> [EXERCISE AIM]
All records should be reproduced verbatim.

> [DATASET RECORDS]
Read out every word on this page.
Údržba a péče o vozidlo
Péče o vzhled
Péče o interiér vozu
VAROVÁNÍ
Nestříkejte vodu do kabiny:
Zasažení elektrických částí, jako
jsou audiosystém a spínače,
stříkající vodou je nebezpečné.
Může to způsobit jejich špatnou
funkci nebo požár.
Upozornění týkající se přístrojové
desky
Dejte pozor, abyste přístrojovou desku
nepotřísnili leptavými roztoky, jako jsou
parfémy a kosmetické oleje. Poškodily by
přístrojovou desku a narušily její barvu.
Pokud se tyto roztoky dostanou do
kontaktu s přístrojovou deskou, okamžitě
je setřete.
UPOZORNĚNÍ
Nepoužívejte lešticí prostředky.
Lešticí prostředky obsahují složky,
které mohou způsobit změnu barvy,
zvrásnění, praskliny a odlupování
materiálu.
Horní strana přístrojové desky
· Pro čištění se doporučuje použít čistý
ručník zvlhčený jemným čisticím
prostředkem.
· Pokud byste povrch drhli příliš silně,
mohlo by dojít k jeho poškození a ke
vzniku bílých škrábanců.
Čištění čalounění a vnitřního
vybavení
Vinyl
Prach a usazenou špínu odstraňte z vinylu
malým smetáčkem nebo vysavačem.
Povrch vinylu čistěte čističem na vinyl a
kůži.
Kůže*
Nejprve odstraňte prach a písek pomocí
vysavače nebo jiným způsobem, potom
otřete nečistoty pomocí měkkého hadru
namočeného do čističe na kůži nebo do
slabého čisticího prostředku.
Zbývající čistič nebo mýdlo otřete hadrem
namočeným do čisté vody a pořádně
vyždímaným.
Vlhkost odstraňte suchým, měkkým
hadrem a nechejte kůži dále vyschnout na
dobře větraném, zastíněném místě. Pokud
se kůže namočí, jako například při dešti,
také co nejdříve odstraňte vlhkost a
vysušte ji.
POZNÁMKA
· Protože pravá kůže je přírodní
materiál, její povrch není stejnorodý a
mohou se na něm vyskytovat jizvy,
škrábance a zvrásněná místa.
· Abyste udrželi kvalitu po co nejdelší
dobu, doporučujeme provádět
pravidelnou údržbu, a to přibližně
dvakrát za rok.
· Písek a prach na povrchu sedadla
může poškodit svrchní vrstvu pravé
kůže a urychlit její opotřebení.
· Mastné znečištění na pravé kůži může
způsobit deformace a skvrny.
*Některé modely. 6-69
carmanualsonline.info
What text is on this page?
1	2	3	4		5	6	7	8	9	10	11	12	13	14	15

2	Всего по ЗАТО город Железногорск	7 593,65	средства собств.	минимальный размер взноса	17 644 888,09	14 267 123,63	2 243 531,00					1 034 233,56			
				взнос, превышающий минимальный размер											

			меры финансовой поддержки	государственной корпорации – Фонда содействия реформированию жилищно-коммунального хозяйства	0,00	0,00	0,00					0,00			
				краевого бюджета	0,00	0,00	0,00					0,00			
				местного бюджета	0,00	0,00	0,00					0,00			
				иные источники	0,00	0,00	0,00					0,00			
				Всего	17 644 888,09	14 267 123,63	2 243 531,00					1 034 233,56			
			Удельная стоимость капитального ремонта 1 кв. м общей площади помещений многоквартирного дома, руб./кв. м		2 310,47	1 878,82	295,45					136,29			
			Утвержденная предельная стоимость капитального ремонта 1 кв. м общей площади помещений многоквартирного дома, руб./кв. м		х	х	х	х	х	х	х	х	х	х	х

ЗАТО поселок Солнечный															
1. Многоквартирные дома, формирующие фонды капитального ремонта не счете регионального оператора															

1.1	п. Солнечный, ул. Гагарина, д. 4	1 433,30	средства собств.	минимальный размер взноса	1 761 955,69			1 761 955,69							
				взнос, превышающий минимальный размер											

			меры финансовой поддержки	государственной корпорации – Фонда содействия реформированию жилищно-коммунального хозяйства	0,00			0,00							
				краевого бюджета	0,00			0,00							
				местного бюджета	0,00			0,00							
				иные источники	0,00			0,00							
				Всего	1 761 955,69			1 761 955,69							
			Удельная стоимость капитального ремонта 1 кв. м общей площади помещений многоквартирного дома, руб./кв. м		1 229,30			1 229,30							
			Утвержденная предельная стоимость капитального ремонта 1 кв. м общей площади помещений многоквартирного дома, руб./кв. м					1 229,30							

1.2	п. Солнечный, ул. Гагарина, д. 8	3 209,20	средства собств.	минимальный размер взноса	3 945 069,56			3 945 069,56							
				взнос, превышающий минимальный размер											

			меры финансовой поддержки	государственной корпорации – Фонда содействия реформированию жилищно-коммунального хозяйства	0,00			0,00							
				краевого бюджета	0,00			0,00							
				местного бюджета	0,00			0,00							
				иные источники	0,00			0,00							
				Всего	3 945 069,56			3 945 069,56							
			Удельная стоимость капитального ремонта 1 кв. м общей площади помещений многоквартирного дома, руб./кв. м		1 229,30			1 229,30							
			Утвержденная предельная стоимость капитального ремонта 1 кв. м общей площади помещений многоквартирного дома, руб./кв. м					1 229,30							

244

> [SOLUTION FOR THIS PROBLEM]
Read out every word on this page.
Údržba a péče o vozidlo
Péče o vzhled
Péče o interiér vozu
VAROVÁNÍ
Nestříkejte vodu do kabiny:
Zasažení elektrických částí, jako
jsou audiosystém a spínače,
stříkající vodou je nebezpečné.
Může to způsobit jejich špatnou
funkci nebo požár.
Upozornění týkající se přístrojové
desky
Dejte pozor, abyste přístrojovou desku
nepotřísnili leptavými roztoky, jako jsou
parfémy a kosmetické oleje. Poškodily by
přístrojovou desku a narušily její barvu.
Pokud se tyto roztoky dostanou do
kontaktu s přístrojovou deskou, okamžitě
je setřete.
UPOZORNĚNÍ
Nepoužívejte lešticí prostředky.
Lešticí prostředky obsahují složky,
které mohou způsobit změnu barvy,
zvrásnění, praskliny a odlupování
materiálu.
Horní strana přístrojové desky
· Pro čištění se doporučuje použít čistý
ručník zvlhčený jemným čisticím
prostředkem.
· Pokud byste povrch drhli příliš silně,
mohlo by dojít k jeho poškození a ke
vzniku bílých škrábanců.
Čištění čalounění a vnitřního
vybavení
Vinyl
Prach a usazenou špínu odstraňte z vinylu
malým smetáčkem nebo vysavačem.
Povrch vinylu čistěte čističem na vinyl a
kůži.
Kůže*
Nejprve odstraňte prach a písek pomocí
vysavače nebo jiným způsobem, potom
otřete nečistoty pomocí měkkého hadru
namočeného do čističe na kůži nebo do
slabého čisticího prostředku.
Zbývající čistič nebo mýdlo otřete hadrem
namočeným do čisté vody a pořádně
vyždímaným.
Vlhkost odstraňte suchým, měkkým
hadrem a nechejte kůži dále vyschnout na
dobře větraném, zastíněném místě. Pokud
se kůže namočí, jako například při dešti,
také co nejdříve odstraňte vlhkost a
vysušte ji.
POZNÁMKA
· Protože pravá kůže je přírodní
materiál, její povrch není stejnorodý a
mohou se na něm vyskytovat jizvy,
škrábance a zvrásněná místa.
· Abyste udrželi kvalitu po co nejdelší
dobu, doporučujeme provádět
pravidelnou údržbu, a to přibližně
dvakrát za rok.
· Písek a prach na povrchu sedadla
může poškodit svrchní vrstvu pravé
kůže a urychlit její opotřebení.
· Mastné znečištění na pravé kůži může
způsobit deformace a skvrny.
*Některé modely. 6-69
carmanualsonline.info
What text is on this page?
1	2	3	4		5	6	7	8	9	10	11	12	13	14	15

2	Всего по ЗАТО город Железногорск	7 593,65	средства собств.	минимальный размер взноса	17 644 888,09	14 267 123,63	2 243 531,00					1 034 233,56			
				взнос, превышающий минимальный размер											

			меры финансовой поддержки	государственной корпорации – Фонда содействия реформированию жилищно-коммунального хозяйства	0,00	0,00	0,00					0,00			
				краевого бюджета	0,00	0,00	0,00					0,00			
				местного бюджета	0,00	0,00	0,00					0,00			
				иные источники	0,00	0,00	0,00					0,00			
				Всего	17 644 888,09	14 267 123,63	2 243 531,00					1 034 233,56			
			Удельная стоимость капитального ремонта 1 кв. м общей площади помещений многоквартирного дома, руб./кв. м		2 310,47	1 878,82	295,45					136,29			
			Утвержденная предельная стоимость капитального ремонта 1 кв. м общей площади помещений многоквартирного дома, руб./кв. м		х	х	х	х	х	х	х	х	х	х	х

ЗАТО поселок Солнечный															
1. Многоквартирные дома, формирующие фонды капитального ремонта не счете регионального оператора															

1.1	п. Солнечный, ул. Гагарина, д. 4	1 433,30	средства собств.	минимальный размер взноса	1 761 955,69			1 761 955,69							
				взнос, превышающий минимальный размер											

			меры финансовой поддержки	государственной корпорации – Фонда содействия реформированию жилищно-коммунального хозяйства	0,00			0,00							
				краевого бюджета	0,00			0,00							
				местного бюджета	0,00			0,00							
				иные источники	0,00			0,00							
				Всего	1 761 955,69			1 761 955,69							
			Удельная стоимость капитального ремонта 1 кв. м общей площади помещений многоквартирного дома, руб./кв. м		1 229,30			1 229,30							
			Утвержденная предельная стоимость капитального ремонта 1 кв. м общей площади помещений многоквартирного дома, руб./кв. м					1 229,30							

1.2	п. Солнечный, ул. Гагарина, д. 8	3 209,20	средства собств.	минимальный размер взноса	3 945 069,56			3 945 069,56							
				взнос, превышающий минимальный размер											

			меры финансовой поддержки	государственной корпорации – Фонда содействия реформированию жилищно-коммунального хозяйства	0,00			0,00							
				краевого бюджета	0,00			0,00							
				местного бюджета	0,00			0,00							
				иные источники	0,00			0,00							
				Всего	3 945 069,56			3 945 069,56							
			Удельная стоимость капитального ремонта 1 кв. м общей площади помещений многоквартирного дома, руб./кв. м		1 229,30			1 229,30							
			Утвержденная предельная стоимость капитального ремонта 1 кв. м общей площади помещений многоквартирного дома, руб./кв. м					1 229,30							

244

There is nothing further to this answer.